## BEGIN Extracted material
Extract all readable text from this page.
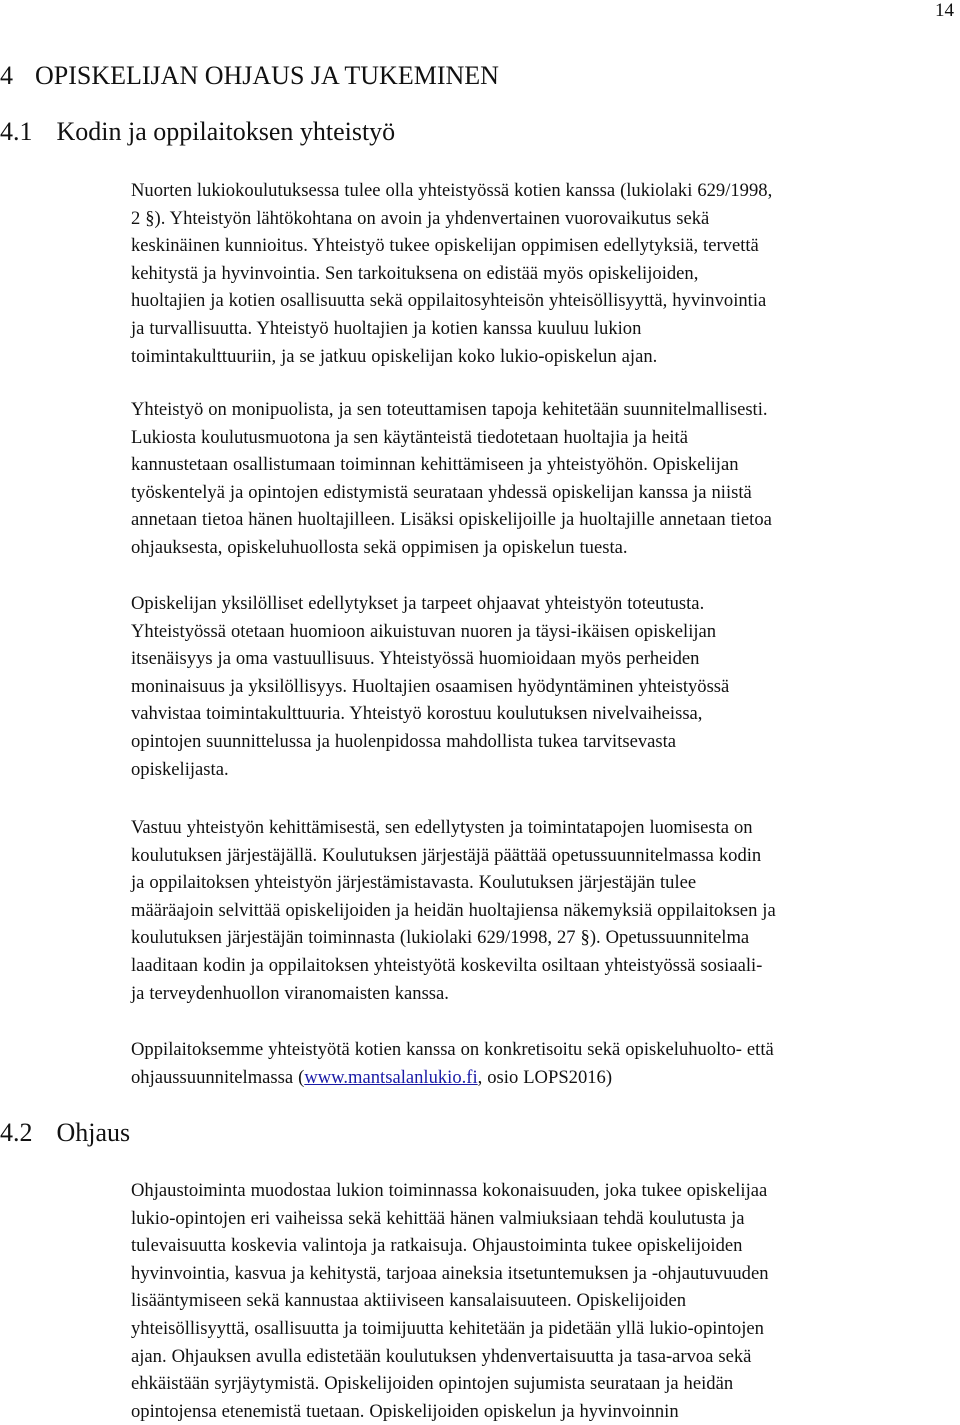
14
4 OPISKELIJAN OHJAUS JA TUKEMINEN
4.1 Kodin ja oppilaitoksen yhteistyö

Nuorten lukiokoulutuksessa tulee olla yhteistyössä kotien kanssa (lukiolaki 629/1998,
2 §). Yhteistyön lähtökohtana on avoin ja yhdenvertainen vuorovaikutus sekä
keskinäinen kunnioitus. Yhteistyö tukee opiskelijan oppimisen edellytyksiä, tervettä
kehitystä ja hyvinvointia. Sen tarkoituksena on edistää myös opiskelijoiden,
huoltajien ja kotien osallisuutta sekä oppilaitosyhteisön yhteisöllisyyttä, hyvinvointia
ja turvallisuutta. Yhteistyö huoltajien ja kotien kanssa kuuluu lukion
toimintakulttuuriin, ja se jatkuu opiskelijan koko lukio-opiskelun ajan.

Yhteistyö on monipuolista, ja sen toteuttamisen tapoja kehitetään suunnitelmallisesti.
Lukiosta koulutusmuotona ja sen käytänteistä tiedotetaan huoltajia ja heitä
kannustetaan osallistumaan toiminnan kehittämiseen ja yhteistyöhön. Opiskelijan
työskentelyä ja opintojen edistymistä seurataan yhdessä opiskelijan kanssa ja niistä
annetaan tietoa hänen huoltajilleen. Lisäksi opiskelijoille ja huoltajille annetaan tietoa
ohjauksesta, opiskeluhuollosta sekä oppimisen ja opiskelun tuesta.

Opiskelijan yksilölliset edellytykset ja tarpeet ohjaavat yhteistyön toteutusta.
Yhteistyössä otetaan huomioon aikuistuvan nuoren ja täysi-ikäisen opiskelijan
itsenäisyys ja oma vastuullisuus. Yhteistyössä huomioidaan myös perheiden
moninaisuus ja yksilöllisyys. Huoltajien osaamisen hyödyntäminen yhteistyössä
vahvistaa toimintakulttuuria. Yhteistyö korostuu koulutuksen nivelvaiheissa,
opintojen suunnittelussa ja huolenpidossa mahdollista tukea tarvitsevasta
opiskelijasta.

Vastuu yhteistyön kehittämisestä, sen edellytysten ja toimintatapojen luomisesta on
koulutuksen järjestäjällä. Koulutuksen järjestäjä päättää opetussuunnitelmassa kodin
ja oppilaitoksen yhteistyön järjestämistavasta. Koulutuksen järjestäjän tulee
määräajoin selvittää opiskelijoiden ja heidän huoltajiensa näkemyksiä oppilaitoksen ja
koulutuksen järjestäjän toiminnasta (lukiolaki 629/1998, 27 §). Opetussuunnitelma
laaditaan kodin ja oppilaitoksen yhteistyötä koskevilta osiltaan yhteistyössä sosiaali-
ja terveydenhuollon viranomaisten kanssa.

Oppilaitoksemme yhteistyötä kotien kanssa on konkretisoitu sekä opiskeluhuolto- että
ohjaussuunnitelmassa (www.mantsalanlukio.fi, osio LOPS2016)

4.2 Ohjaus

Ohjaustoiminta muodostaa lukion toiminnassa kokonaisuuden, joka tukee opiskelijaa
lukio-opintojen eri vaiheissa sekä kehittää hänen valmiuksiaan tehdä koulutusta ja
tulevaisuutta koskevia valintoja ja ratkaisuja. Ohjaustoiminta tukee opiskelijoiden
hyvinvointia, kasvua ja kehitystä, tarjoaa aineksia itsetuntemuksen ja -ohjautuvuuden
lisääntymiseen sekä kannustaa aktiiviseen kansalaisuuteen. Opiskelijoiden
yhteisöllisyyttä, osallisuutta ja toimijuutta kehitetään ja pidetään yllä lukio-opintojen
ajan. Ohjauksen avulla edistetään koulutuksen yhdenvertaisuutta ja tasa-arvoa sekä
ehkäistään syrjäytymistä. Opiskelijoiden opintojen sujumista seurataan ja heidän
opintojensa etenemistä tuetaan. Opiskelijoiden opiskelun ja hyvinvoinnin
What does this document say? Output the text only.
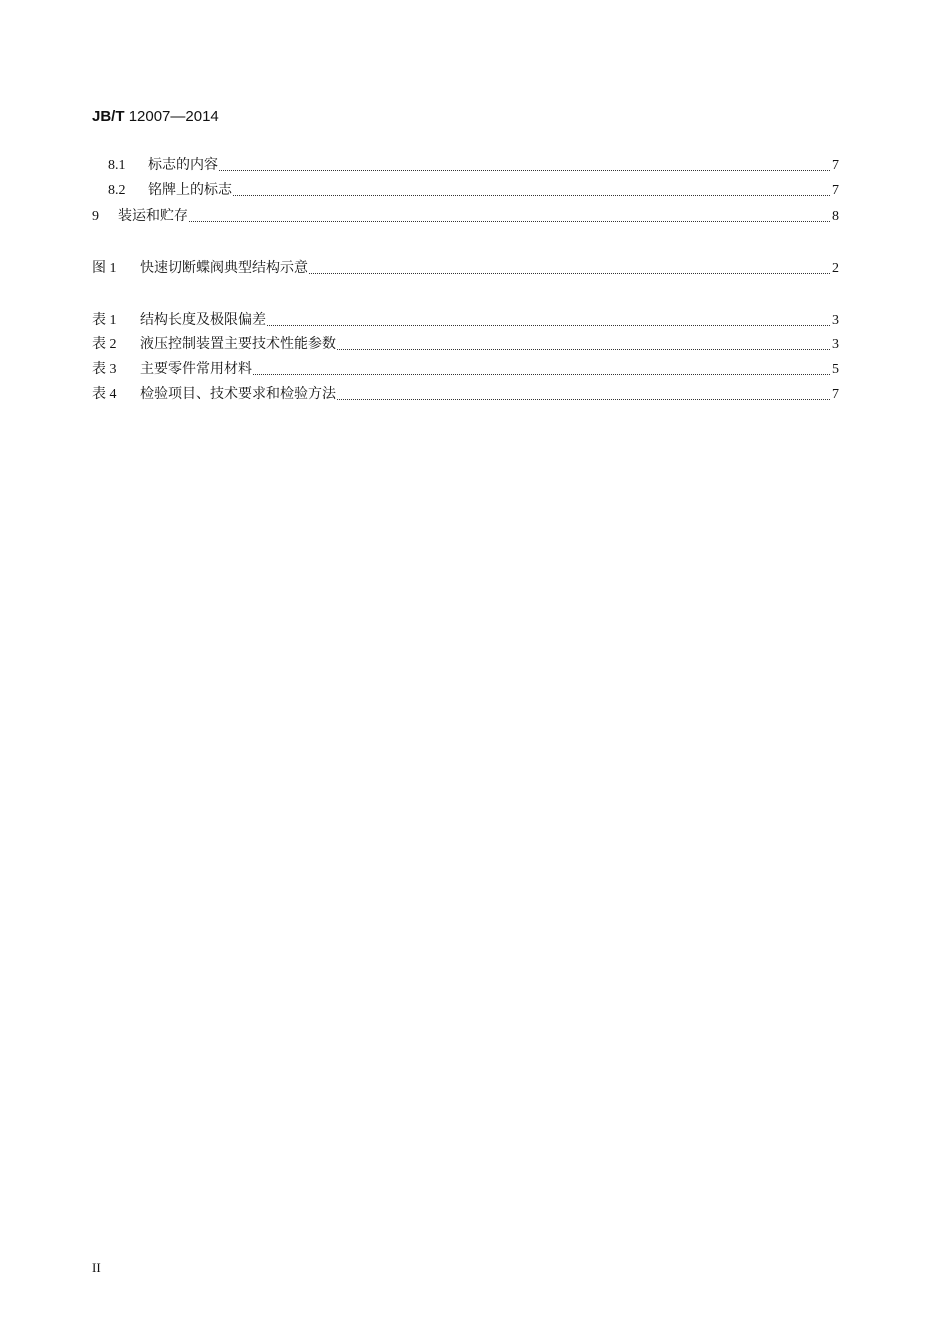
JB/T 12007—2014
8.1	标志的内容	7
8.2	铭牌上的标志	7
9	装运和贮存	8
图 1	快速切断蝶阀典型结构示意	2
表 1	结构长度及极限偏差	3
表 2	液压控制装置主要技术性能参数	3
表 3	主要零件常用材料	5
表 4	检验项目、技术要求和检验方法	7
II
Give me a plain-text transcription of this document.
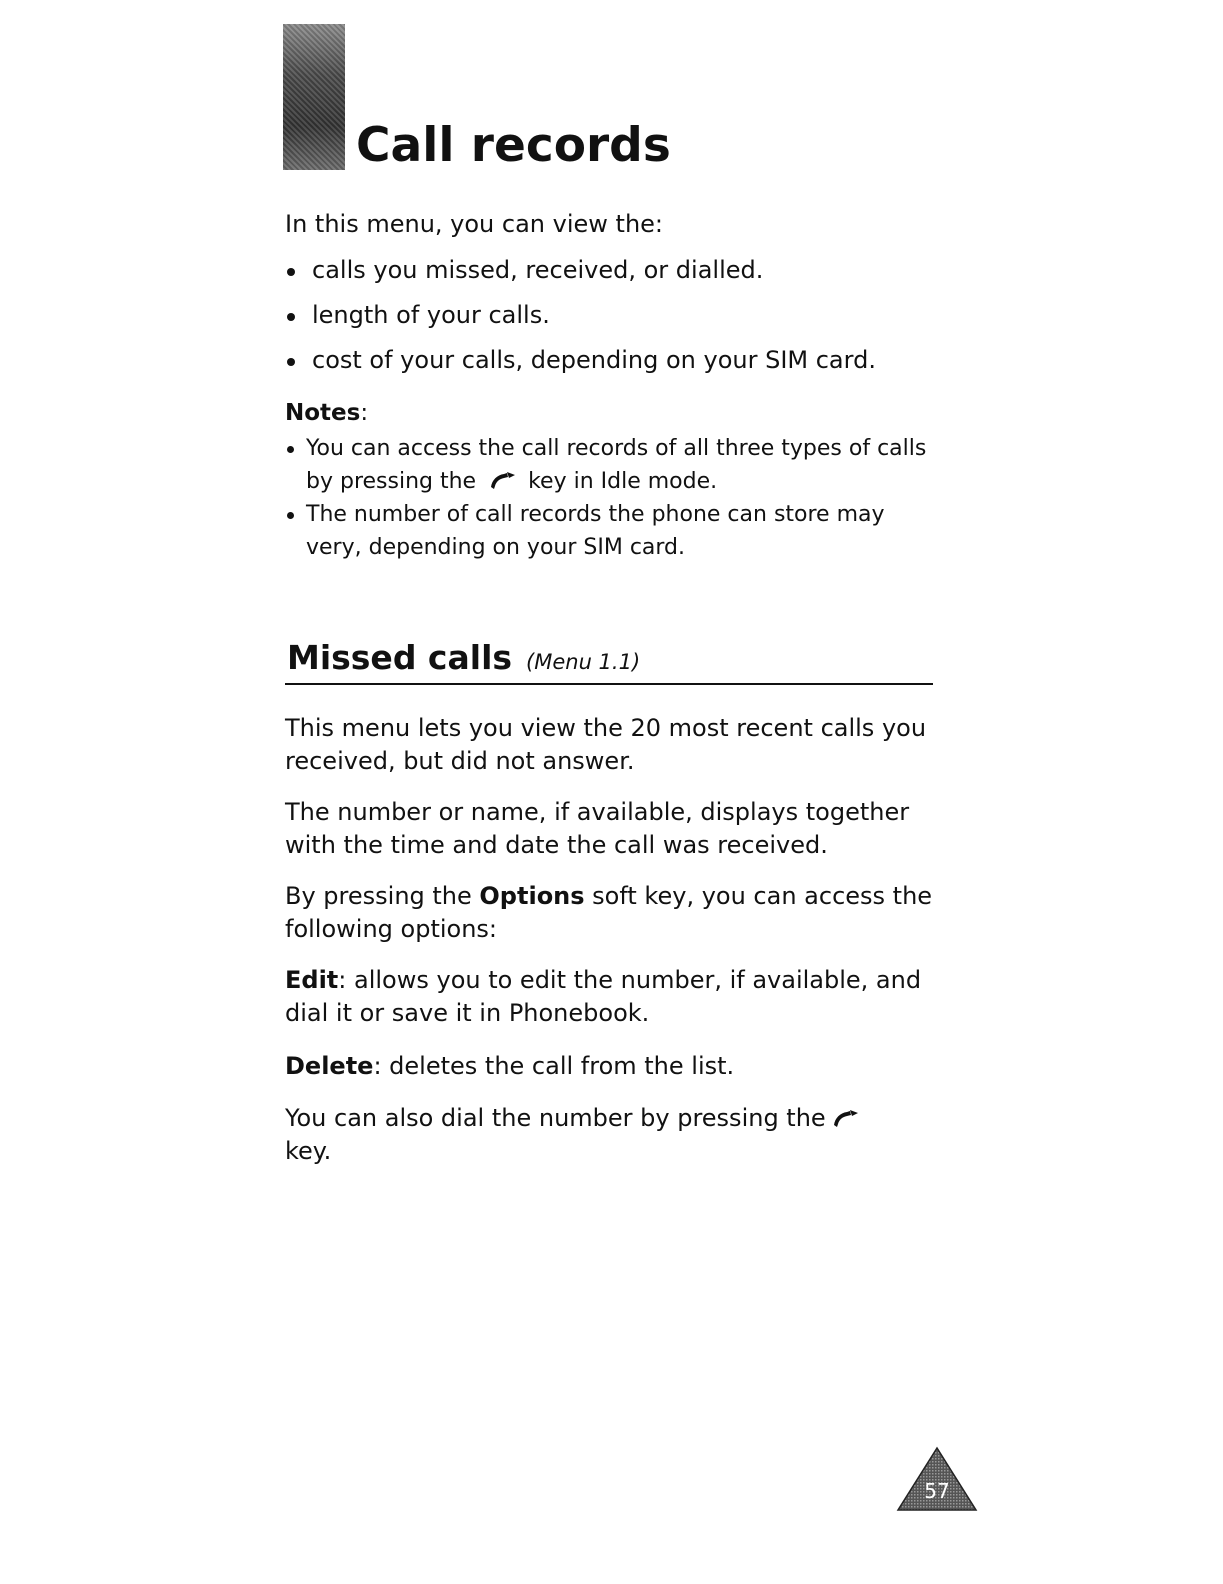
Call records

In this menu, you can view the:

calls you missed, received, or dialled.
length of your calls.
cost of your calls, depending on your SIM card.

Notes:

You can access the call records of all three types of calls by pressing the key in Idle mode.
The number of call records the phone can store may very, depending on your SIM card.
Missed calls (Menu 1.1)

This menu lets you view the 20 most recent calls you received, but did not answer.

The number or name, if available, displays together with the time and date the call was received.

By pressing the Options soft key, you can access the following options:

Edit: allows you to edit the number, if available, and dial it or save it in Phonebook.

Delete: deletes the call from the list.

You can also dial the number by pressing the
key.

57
## END Extracted material
What needs to be done
The records shown above are to be repeated exactly, with the pictures left out.

Task response
Extract all readable text from this page.
14
4 OPISKELIJAN OHJAUS JA TUKEMINEN
4.1 Kodin ja oppilaitoksen yhteistyö

Nuorten lukiokoulutuksessa tulee olla yhteistyössä kotien kanssa (lukiolaki 629/1998,
2 §). Yhteistyön lähtökohtana on avoin ja yhdenvertainen vuorovaikutus sekä
keskinäinen kunnioitus. Yhteistyö tukee opiskelijan oppimisen edellytyksiä, tervettä
kehitystä ja hyvinvointia. Sen tarkoituksena on edistää myös opiskelijoiden,
huoltajien ja kotien osallisuutta sekä oppilaitosyhteisön yhteisöllisyyttä, hyvinvointia
ja turvallisuutta. Yhteistyö huoltajien ja kotien kanssa kuuluu lukion
toimintakulttuuriin, ja se jatkuu opiskelijan koko lukio-opiskelun ajan.

Yhteistyö on monipuolista, ja sen toteuttamisen tapoja kehitetään suunnitelmallisesti.
Lukiosta koulutusmuotona ja sen käytänteistä tiedotetaan huoltajia ja heitä
kannustetaan osallistumaan toiminnan kehittämiseen ja yhteistyöhön. Opiskelijan
työskentelyä ja opintojen edistymistä seurataan yhdessä opiskelijan kanssa ja niistä
annetaan tietoa hänen huoltajilleen. Lisäksi opiskelijoille ja huoltajille annetaan tietoa
ohjauksesta, opiskeluhuollosta sekä oppimisen ja opiskelun tuesta.

Opiskelijan yksilölliset edellytykset ja tarpeet ohjaavat yhteistyön toteutusta.
Yhteistyössä otetaan huomioon aikuistuvan nuoren ja täysi-ikäisen opiskelijan
itsenäisyys ja oma vastuullisuus. Yhteistyössä huomioidaan myös perheiden
moninaisuus ja yksilöllisyys. Huoltajien osaamisen hyödyntäminen yhteistyössä
vahvistaa toimintakulttuuria. Yhteistyö korostuu koulutuksen nivelvaiheissa,
opintojen suunnittelussa ja huolenpidossa mahdollista tukea tarvitsevasta
opiskelijasta.

Vastuu yhteistyön kehittämisestä, sen edellytysten ja toimintatapojen luomisesta on
koulutuksen järjestäjällä. Koulutuksen järjestäjä päättää opetussuunnitelmassa kodin
ja oppilaitoksen yhteistyön järjestämistavasta. Koulutuksen järjestäjän tulee
määräajoin selvittää opiskelijoiden ja heidän huoltajiensa näkemyksiä oppilaitoksen ja
koulutuksen järjestäjän toiminnasta (lukiolaki 629/1998, 27 §). Opetussuunnitelma
laaditaan kodin ja oppilaitoksen yhteistyötä koskevilta osiltaan yhteistyössä sosiaali-
ja terveydenhuollon viranomaisten kanssa.

Oppilaitoksemme yhteistyötä kotien kanssa on konkretisoitu sekä opiskeluhuolto- että
ohjaussuunnitelmassa (www.mantsalanlukio.fi, osio LOPS2016)

4.2 Ohjaus

Ohjaustoiminta muodostaa lukion toiminnassa kokonaisuuden, joka tukee opiskelijaa
lukio-opintojen eri vaiheissa sekä kehittää hänen valmiuksiaan tehdä koulutusta ja
tulevaisuutta koskevia valintoja ja ratkaisuja. Ohjaustoiminta tukee opiskelijoiden
hyvinvointia, kasvua ja kehitystä, tarjoaa aineksia itsetuntemuksen ja -ohjautuvuuden
lisääntymiseen sekä kannustaa aktiiviseen kansalaisuuteen. Opiskelijoiden
yhteisöllisyyttä, osallisuutta ja toimijuutta kehitetään ja pidetään yllä lukio-opintojen
ajan. Ohjauksen avulla edistetään koulutuksen yhdenvertaisuutta ja tasa-arvoa sekä
ehkäistään syrjäytymistä. Opiskelijoiden opintojen sujumista seurataan ja heidän
opintojensa etenemistä tuetaan. Opiskelijoiden opiskelun ja hyvinvoinnin
What does this document say? Output the text only.
JB/T 12007—2014
8.1	标志的内容	7
8.2	铭牌上的标志	7
9	装运和贮存	8
图 1	快速切断蝶阀典型结构示意	2
表 1	结构长度及极限偏差	3
表 2	液压控制装置主要技术性能参数	3
表 3	主要零件常用材料	5
表 4	检验项目、技术要求和检验方法	7
II
Give me a plain-text transcription of this document.
Call records

In this menu, you can view the:

calls you missed, received, or dialled.
length of your calls.
cost of your calls, depending on your SIM card.

Notes:

You can access the call records of all three types of calls by pressing the key in Idle mode.
The number of call records the phone can store may very, depending on your SIM card.
Missed calls (Menu 1.1)

This menu lets you view the 20 most recent calls you received, but did not answer.

The number or name, if available, displays together with the time and date the call was received.

By pressing the Options soft key, you can access the following options:

Edit: allows you to edit the number, if available, and dial it or save it in Phonebook.

Delete: deletes the call from the list.

You can also dial the number by pressing the
key.

57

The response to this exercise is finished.